### Problem description
Count only the lines of the records that hold "text", then give the number without any other words.

++++ Material shown ++++

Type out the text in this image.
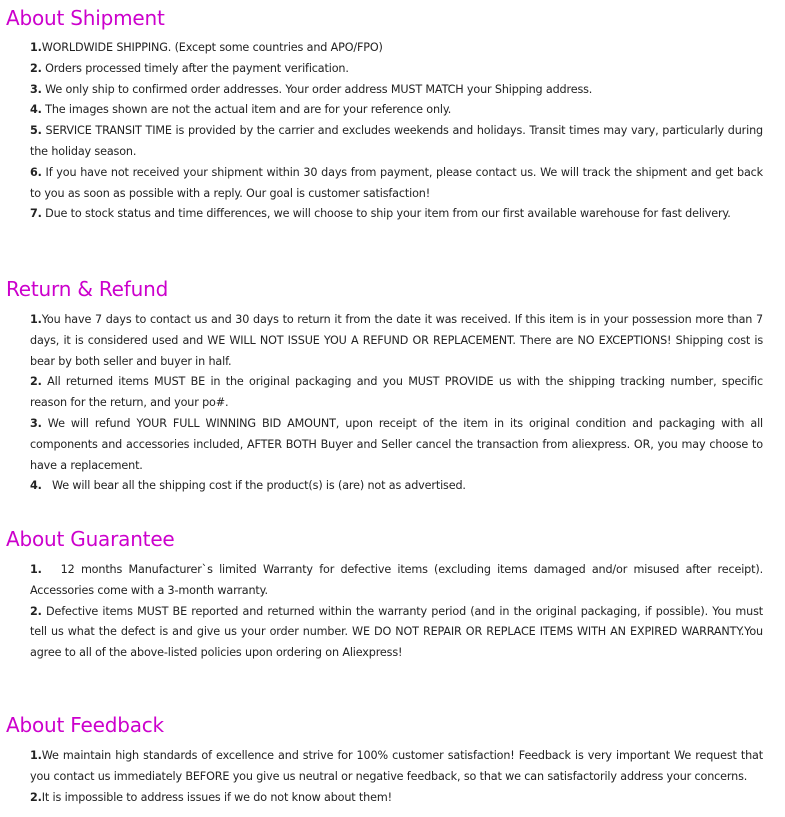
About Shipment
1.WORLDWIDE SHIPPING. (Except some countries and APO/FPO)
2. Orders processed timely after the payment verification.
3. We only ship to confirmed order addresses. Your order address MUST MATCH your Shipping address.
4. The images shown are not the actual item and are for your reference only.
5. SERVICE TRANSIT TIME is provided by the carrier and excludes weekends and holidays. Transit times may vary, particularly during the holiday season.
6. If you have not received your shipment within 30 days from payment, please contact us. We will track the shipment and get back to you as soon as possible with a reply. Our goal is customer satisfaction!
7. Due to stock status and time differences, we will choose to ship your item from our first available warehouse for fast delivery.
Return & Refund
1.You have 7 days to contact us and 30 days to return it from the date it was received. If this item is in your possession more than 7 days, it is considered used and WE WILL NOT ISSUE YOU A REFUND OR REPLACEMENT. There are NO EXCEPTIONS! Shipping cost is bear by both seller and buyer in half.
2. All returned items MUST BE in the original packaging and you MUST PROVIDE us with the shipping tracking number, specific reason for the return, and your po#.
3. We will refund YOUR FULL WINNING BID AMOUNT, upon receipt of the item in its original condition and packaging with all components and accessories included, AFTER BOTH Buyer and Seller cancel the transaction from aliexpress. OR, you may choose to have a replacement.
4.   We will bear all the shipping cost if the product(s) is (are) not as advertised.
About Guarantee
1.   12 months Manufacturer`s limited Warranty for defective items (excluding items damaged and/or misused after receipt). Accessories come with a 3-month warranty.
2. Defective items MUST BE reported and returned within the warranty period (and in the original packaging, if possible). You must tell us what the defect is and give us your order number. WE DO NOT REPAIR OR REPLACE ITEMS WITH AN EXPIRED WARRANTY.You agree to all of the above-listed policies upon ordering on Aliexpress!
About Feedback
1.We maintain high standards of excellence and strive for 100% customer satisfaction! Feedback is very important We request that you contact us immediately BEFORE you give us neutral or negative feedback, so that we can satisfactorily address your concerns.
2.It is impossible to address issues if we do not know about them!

++++
++++ Material shown ++++

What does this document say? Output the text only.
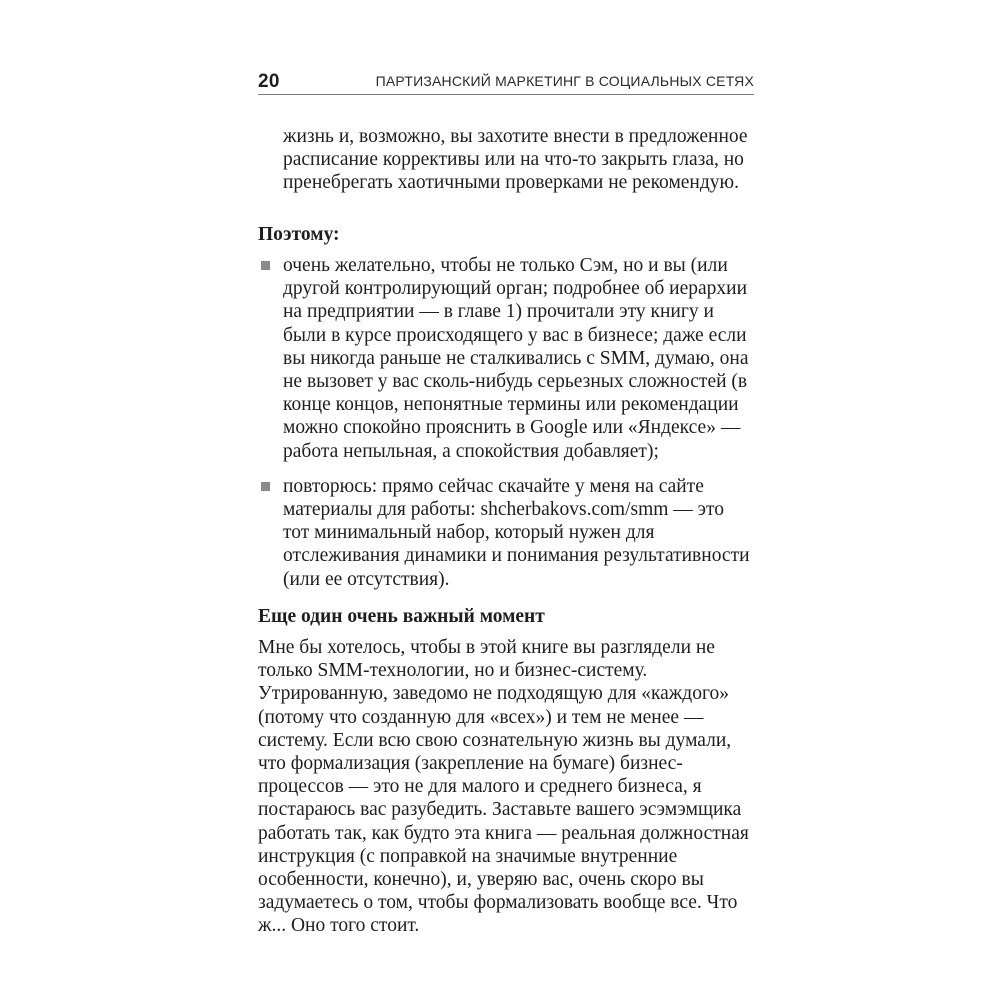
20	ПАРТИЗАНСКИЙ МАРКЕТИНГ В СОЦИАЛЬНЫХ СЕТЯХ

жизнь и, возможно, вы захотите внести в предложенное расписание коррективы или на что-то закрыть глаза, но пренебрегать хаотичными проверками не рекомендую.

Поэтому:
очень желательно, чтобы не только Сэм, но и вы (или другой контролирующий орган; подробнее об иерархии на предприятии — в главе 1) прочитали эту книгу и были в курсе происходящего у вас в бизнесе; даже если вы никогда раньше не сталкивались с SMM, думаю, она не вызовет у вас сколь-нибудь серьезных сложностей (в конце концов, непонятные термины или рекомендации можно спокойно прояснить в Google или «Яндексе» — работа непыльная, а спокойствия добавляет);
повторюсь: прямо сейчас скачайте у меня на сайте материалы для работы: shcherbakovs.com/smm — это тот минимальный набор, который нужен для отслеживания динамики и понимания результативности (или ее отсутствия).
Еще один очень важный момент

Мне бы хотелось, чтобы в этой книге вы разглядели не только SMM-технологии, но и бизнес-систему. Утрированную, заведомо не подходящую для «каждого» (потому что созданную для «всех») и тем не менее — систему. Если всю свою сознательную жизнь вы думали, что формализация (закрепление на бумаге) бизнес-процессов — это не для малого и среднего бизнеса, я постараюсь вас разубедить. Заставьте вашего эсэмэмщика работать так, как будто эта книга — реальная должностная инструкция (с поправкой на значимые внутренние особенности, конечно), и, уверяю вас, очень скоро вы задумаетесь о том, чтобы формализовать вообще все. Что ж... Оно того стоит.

++++

### Answer
2